§ Rows from a figure dataset
>> start
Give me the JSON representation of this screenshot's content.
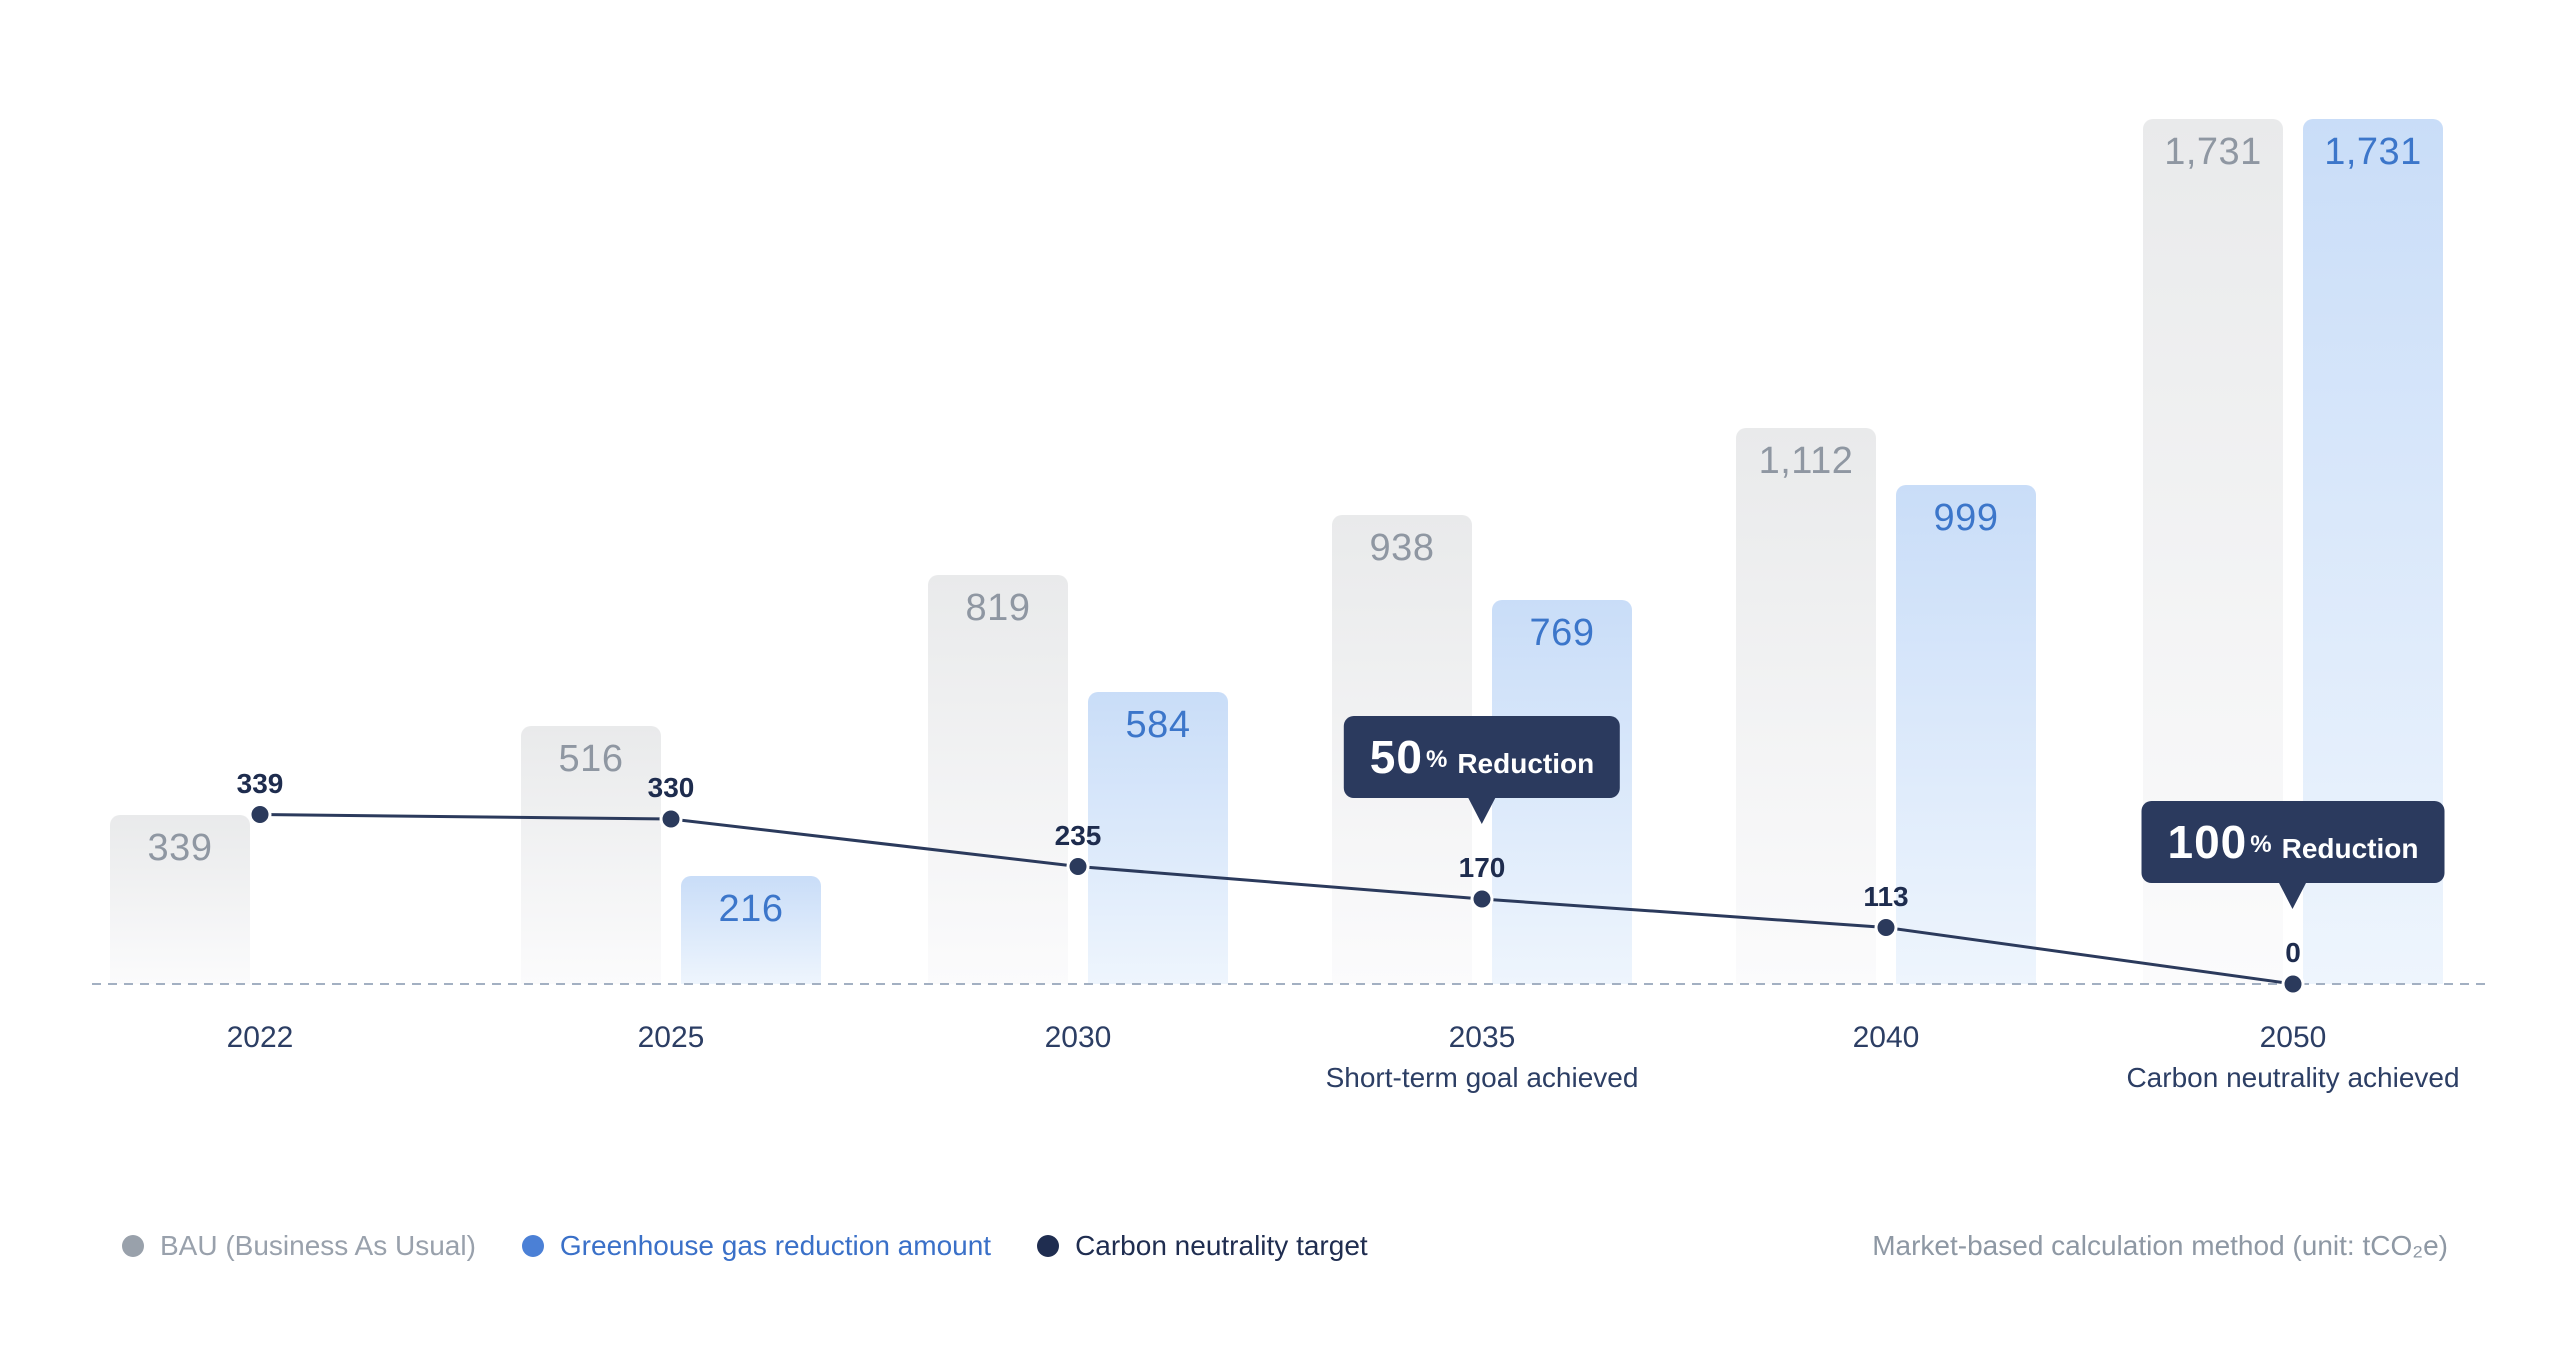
{
  "chart_data": {
    "type": "bar",
    "subtype": "grouped-bars-with-target-line",
    "title": "",
    "xlabel": "",
    "ylabel": "",
    "ylim": [
      0,
      1731
    ],
    "grid": false,
    "baseline_style": "dashed",
    "legend_position": "bottom-left",
    "categories": [
      "2022",
      "2025",
      "2030",
      "2035",
      "2040",
      "2050"
    ],
    "category_sublabels": [
      "",
      "",
      "",
      "Short-term goal achieved",
      "",
      "Carbon neutrality achieved"
    ],
    "series": [
      {
        "name": "BAU (Business As Usual)",
        "type": "bar",
        "values": [
          339,
          516,
          819,
          938,
          1112,
          1731
        ],
        "labels": [
          "339",
          "516",
          "819",
          "938",
          "1,112",
          "1,731"
        ]
      },
      {
        "name": "Greenhouse gas reduction amount",
        "type": "bar",
        "values": [
          null,
          216,
          584,
          769,
          999,
          1731
        ],
        "labels": [
          "",
          "216",
          "584",
          "769",
          "999",
          "1,731"
        ]
      },
      {
        "name": "Carbon neutrality target",
        "type": "line",
        "values": [
          339,
          330,
          235,
          170,
          113,
          0
        ],
        "labels": [
          "339",
          "330",
          "235",
          "170",
          "113",
          "0"
        ]
      }
    ],
    "annotations": [
      {
        "category": "2035",
        "big": "50",
        "pct": "%",
        "text": "Reduction"
      },
      {
        "category": "2050",
        "big": "100",
        "pct": "%",
        "text": "Reduction"
      }
    ],
    "colors": {
      "bau_bar_top": "#e9eaeb",
      "bau_bar_bottom": "#fbfbfc",
      "bau_label": "#8f97a2",
      "reduction_bar_top": "#c9ddf8",
      "reduction_bar_bottom": "#eef5fd",
      "reduction_label": "#3c76ca",
      "target_line": "#2b3a5c",
      "target_dot": "#2b3a5c",
      "target_value_label": "#1e2c4e",
      "axis_label": "#2c3e64",
      "tooltip_bg": "#2b3a5e",
      "tooltip_text": "#ffffff",
      "baseline_dash": "#a3b0c2"
    }
  },
  "legend": {
    "items": [
      {
        "label": "BAU (Business As Usual)",
        "dot_color": "#99a1ab",
        "text_color": "#99a1ac"
      },
      {
        "label": "Greenhouse gas reduction amount",
        "dot_color": "#4b80d6",
        "text_color": "#3a70c8"
      },
      {
        "label": "Carbon neutrality target",
        "dot_color": "#1f2d50",
        "text_color": "#1f2d50"
      }
    ]
  },
  "footer_note": "Market-based calculation method (unit: tCO₂e)"
}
>> end
§ Problem to work on
Retype all the records shown above, character for character. Omit every picture.

§ Complete answer
Give me the JSON representation of this screenshot's content.
{
  "chart_data": {
    "type": "bar",
    "subtype": "grouped-bars-with-target-line",
    "title": "",
    "xlabel": "",
    "ylabel": "",
    "ylim": [
      0,
      1731
    ],
    "grid": false,
    "baseline_style": "dashed",
    "legend_position": "bottom-left",
    "categories": [
      "2022",
      "2025",
      "2030",
      "2035",
      "2040",
      "2050"
    ],
    "category_sublabels": [
      "",
      "",
      "",
      "Short-term goal achieved",
      "",
      "Carbon neutrality achieved"
    ],
    "series": [
      {
        "name": "BAU (Business As Usual)",
        "type": "bar",
        "values": [
          339,
          516,
          819,
          938,
          1112,
          1731
        ],
        "labels": [
          "339",
          "516",
          "819",
          "938",
          "1,112",
          "1,731"
        ]
      },
      {
        "name": "Greenhouse gas reduction amount",
        "type": "bar",
        "values": [
          null,
          216,
          584,
          769,
          999,
          1731
        ],
        "labels": [
          "",
          "216",
          "584",
          "769",
          "999",
          "1,731"
        ]
      },
      {
        "name": "Carbon neutrality target",
        "type": "line",
        "values": [
          339,
          330,
          235,
          170,
          113,
          0
        ],
        "labels": [
          "339",
          "330",
          "235",
          "170",
          "113",
          "0"
        ]
      }
    ],
    "annotations": [
      {
        "category": "2035",
        "big": "50",
        "pct": "%",
        "text": "Reduction"
      },
      {
        "category": "2050",
        "big": "100",
        "pct": "%",
        "text": "Reduction"
      }
    ],
    "colors": {
      "bau_bar_top": "#e9eaeb",
      "bau_bar_bottom": "#fbfbfc",
      "bau_label": "#8f97a2",
      "reduction_bar_top": "#c9ddf8",
      "reduction_bar_bottom": "#eef5fd",
      "reduction_label": "#3c76ca",
      "target_line": "#2b3a5c",
      "target_dot": "#2b3a5c",
      "target_value_label": "#1e2c4e",
      "axis_label": "#2c3e64",
      "tooltip_bg": "#2b3a5e",
      "tooltip_text": "#ffffff",
      "baseline_dash": "#a3b0c2"
    }
  },
  "legend": {
    "items": [
      {
        "label": "BAU (Business As Usual)",
        "dot_color": "#99a1ab",
        "text_color": "#99a1ac"
      },
      {
        "label": "Greenhouse gas reduction amount",
        "dot_color": "#4b80d6",
        "text_color": "#3a70c8"
      },
      {
        "label": "Carbon neutrality target",
        "dot_color": "#1f2d50",
        "text_color": "#1f2d50"
      }
    ]
  },
  "footer_note": "Market-based calculation method (unit: tCO₂e)"
}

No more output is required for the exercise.